- _Required task_: Show each line of the data below that has the string "政策组合拳" in it.

- _Data shown_:
....
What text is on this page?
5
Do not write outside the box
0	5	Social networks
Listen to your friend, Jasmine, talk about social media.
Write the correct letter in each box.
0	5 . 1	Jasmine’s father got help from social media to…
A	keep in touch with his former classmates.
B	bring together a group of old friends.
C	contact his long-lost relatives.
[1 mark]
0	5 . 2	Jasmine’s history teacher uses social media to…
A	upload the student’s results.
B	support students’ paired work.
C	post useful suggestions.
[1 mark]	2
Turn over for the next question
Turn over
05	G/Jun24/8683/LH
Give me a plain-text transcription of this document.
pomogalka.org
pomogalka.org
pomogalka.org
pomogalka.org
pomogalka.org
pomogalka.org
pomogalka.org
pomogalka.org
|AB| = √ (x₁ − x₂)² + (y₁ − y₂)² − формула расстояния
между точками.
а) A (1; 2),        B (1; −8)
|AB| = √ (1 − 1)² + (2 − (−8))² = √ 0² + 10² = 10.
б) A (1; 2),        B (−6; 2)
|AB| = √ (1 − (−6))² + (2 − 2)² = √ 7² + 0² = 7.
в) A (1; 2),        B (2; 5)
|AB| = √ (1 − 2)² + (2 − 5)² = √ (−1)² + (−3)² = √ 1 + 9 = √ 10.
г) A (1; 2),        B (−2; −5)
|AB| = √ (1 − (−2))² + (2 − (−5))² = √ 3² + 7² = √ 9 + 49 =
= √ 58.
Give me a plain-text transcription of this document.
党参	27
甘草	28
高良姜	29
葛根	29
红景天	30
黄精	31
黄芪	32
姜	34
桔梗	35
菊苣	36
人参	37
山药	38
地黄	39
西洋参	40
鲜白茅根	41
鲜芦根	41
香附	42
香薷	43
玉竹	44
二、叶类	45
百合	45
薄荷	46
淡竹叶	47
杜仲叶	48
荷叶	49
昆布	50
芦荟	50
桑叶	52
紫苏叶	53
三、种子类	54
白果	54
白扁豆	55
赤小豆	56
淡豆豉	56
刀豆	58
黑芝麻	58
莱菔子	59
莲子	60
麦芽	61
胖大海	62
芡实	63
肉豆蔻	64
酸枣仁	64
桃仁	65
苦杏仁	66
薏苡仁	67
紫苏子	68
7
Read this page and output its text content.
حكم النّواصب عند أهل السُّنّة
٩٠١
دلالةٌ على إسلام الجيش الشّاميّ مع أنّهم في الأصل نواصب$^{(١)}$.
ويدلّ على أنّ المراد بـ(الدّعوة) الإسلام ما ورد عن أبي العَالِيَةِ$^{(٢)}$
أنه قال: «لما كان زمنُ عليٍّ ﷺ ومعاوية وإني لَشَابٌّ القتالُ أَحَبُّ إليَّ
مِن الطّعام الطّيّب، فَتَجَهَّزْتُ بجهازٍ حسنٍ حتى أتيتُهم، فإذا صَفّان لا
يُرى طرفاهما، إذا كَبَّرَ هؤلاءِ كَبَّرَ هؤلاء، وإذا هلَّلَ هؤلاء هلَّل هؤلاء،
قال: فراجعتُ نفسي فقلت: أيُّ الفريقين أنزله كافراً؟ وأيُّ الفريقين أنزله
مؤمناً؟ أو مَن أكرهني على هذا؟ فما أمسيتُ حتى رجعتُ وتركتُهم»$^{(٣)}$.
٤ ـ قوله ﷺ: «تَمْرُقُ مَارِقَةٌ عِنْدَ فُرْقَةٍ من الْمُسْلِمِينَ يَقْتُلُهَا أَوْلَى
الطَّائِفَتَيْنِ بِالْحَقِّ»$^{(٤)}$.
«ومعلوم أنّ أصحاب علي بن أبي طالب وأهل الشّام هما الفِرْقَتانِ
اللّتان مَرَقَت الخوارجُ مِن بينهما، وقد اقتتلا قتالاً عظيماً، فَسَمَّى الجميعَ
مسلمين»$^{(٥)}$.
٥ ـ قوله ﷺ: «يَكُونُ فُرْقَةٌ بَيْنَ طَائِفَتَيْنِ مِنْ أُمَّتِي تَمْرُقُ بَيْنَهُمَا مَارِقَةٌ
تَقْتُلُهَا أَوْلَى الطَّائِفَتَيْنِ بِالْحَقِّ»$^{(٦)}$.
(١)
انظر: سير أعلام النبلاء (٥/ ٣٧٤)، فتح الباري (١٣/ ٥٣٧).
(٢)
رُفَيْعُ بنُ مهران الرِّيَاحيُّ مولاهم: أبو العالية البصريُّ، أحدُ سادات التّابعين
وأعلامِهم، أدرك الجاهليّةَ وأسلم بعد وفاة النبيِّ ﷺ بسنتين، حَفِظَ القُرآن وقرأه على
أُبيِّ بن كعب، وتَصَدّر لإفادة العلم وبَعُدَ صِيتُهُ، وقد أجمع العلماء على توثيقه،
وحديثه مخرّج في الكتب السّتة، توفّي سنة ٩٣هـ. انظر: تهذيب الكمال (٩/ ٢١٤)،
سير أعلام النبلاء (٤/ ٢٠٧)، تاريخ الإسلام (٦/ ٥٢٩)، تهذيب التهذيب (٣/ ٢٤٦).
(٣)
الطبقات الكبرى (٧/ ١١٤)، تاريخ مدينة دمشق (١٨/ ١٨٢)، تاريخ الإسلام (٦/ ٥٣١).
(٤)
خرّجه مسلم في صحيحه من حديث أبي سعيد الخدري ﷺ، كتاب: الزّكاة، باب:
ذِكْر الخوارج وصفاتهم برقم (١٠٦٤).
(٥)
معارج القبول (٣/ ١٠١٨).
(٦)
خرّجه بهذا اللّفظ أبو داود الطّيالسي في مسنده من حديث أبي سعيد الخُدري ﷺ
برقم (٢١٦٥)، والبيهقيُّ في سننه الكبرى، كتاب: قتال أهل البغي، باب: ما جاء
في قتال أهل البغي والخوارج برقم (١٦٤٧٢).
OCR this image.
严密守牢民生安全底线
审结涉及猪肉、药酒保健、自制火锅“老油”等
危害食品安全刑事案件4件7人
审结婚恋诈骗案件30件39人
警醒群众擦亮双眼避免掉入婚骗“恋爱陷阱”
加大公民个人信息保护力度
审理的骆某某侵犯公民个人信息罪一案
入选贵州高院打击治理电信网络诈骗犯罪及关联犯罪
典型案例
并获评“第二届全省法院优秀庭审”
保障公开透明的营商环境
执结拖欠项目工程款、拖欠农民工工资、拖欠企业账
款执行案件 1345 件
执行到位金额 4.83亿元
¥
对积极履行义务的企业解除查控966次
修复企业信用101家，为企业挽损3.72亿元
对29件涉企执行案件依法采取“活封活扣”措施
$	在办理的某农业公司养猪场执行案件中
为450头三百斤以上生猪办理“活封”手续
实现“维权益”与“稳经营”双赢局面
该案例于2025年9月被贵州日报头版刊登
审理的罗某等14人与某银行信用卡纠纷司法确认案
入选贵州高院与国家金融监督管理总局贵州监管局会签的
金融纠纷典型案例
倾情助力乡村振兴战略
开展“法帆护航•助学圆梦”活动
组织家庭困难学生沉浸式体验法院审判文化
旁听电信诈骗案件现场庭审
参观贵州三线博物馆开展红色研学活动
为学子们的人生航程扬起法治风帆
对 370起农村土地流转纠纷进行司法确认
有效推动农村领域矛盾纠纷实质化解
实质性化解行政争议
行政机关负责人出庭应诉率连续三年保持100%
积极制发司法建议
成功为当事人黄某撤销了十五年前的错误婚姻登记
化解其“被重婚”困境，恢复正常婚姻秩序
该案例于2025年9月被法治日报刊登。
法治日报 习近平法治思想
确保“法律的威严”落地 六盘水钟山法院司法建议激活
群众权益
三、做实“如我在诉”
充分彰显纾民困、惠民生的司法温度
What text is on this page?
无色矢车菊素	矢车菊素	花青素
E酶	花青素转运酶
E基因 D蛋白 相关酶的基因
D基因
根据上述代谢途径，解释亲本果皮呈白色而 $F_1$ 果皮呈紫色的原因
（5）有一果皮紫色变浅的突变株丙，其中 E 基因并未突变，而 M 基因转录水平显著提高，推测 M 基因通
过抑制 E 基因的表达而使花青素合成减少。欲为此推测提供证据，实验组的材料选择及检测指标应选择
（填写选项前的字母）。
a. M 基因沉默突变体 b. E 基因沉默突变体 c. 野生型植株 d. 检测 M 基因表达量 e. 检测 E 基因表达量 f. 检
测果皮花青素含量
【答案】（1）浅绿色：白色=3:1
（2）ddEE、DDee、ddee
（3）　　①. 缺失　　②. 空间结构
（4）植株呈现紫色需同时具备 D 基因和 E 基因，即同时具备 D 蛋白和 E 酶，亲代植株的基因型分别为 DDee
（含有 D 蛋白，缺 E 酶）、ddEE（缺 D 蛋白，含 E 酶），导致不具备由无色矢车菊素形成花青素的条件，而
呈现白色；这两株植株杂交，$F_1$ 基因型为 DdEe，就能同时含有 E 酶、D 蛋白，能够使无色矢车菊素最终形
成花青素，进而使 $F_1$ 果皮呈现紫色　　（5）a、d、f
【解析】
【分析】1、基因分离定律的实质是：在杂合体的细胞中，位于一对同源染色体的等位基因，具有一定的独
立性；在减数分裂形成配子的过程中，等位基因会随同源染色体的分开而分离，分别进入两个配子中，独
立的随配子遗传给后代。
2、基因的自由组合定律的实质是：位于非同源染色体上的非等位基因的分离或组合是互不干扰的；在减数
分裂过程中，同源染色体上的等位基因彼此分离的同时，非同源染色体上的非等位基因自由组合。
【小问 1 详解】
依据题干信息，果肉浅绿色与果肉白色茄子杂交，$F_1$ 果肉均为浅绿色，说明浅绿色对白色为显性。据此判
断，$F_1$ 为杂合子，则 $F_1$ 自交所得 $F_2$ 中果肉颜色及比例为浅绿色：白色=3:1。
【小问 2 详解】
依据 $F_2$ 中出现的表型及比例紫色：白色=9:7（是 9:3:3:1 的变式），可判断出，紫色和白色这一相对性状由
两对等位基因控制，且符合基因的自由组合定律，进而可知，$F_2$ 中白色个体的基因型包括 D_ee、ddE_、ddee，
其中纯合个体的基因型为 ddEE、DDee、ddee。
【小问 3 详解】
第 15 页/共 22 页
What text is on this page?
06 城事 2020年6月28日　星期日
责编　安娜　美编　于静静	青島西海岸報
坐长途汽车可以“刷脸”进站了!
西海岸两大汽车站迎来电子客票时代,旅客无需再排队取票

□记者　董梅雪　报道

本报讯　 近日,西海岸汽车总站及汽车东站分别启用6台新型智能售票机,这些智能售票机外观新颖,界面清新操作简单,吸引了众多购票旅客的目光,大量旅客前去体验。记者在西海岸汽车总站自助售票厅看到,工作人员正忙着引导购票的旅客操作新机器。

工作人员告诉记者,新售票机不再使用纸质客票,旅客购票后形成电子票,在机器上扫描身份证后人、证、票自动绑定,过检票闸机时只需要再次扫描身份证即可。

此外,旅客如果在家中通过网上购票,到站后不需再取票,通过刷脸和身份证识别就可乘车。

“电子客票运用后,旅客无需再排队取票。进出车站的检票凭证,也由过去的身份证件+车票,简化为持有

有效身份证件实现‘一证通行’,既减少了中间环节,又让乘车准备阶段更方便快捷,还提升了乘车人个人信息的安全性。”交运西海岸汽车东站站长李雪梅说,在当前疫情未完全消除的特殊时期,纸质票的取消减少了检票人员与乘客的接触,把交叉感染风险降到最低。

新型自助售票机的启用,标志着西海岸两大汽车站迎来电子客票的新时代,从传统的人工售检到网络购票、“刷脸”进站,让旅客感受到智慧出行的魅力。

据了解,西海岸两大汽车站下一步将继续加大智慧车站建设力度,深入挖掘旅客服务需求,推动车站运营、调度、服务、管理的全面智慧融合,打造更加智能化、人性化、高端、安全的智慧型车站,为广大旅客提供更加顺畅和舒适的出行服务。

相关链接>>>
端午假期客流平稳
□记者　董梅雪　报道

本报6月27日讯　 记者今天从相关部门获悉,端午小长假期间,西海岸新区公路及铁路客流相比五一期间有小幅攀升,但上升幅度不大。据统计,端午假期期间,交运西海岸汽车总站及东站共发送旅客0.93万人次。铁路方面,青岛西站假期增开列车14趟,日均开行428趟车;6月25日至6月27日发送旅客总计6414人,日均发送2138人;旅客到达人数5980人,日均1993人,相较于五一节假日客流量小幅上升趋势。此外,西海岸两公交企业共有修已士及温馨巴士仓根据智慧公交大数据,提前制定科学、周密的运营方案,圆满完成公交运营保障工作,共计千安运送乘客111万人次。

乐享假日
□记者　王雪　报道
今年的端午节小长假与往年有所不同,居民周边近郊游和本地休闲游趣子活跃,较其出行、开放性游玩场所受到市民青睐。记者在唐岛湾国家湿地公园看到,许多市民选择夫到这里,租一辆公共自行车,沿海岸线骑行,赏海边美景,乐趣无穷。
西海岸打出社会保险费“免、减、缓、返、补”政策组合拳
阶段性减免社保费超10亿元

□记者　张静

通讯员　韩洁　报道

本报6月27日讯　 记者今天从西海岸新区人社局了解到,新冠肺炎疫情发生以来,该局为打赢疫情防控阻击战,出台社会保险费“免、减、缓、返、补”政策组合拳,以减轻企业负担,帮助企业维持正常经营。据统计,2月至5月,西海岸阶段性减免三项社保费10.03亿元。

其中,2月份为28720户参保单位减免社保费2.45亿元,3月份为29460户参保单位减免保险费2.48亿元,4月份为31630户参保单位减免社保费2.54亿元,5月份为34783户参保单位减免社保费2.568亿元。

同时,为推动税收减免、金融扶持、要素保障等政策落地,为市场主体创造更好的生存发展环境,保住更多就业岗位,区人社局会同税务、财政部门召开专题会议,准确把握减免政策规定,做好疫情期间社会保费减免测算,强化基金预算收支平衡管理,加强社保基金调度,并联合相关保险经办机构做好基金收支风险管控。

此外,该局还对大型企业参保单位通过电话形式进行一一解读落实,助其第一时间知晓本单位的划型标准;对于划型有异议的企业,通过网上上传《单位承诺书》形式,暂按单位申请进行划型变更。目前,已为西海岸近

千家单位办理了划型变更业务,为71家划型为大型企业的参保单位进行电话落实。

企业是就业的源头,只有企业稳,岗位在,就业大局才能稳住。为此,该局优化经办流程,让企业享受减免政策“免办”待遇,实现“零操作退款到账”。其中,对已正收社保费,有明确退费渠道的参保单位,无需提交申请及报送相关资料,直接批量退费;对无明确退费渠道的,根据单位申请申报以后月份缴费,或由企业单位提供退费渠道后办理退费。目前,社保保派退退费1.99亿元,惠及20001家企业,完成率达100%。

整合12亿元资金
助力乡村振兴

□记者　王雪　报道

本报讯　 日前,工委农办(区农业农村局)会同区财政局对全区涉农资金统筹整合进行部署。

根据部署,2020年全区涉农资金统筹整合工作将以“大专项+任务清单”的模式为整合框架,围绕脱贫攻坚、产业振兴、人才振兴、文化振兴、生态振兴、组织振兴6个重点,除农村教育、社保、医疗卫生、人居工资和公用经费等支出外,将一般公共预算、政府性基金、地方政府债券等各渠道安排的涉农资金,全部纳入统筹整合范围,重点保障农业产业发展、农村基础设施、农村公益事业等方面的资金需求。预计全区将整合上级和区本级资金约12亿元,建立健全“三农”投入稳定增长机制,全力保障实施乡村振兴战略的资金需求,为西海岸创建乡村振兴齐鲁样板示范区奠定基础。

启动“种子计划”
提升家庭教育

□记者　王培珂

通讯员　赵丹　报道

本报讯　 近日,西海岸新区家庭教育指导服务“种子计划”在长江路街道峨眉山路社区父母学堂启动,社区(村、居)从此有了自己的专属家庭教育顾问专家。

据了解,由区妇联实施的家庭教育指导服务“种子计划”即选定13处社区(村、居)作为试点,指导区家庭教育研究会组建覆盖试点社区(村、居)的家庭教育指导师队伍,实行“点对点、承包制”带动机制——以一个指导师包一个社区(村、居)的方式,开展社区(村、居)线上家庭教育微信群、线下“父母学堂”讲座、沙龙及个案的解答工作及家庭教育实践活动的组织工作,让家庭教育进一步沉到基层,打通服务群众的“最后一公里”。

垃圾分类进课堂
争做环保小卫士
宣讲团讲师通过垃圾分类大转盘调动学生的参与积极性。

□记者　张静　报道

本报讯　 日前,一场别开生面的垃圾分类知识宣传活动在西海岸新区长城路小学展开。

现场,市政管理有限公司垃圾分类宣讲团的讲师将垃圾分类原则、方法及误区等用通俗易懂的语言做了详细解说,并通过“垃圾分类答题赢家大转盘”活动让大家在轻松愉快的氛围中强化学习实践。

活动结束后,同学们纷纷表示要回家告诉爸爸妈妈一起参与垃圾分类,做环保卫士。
....
- _Output of the task_:
西海岸打出社会保险费“免、减、缓、返、补”政策组合拳
本报6月27日讯　 记者今天从西海岸新区人社局了解到,新冠肺炎疫情发生以来,该局为打赢疫情防控阻击战,出台社会保险费“免、减、缓、返、补”政策组合拳,以减轻企业负担,帮助企业维持正常经营。据统计,2月至5月,西海岸阶段性减免三项社保费10.03亿元。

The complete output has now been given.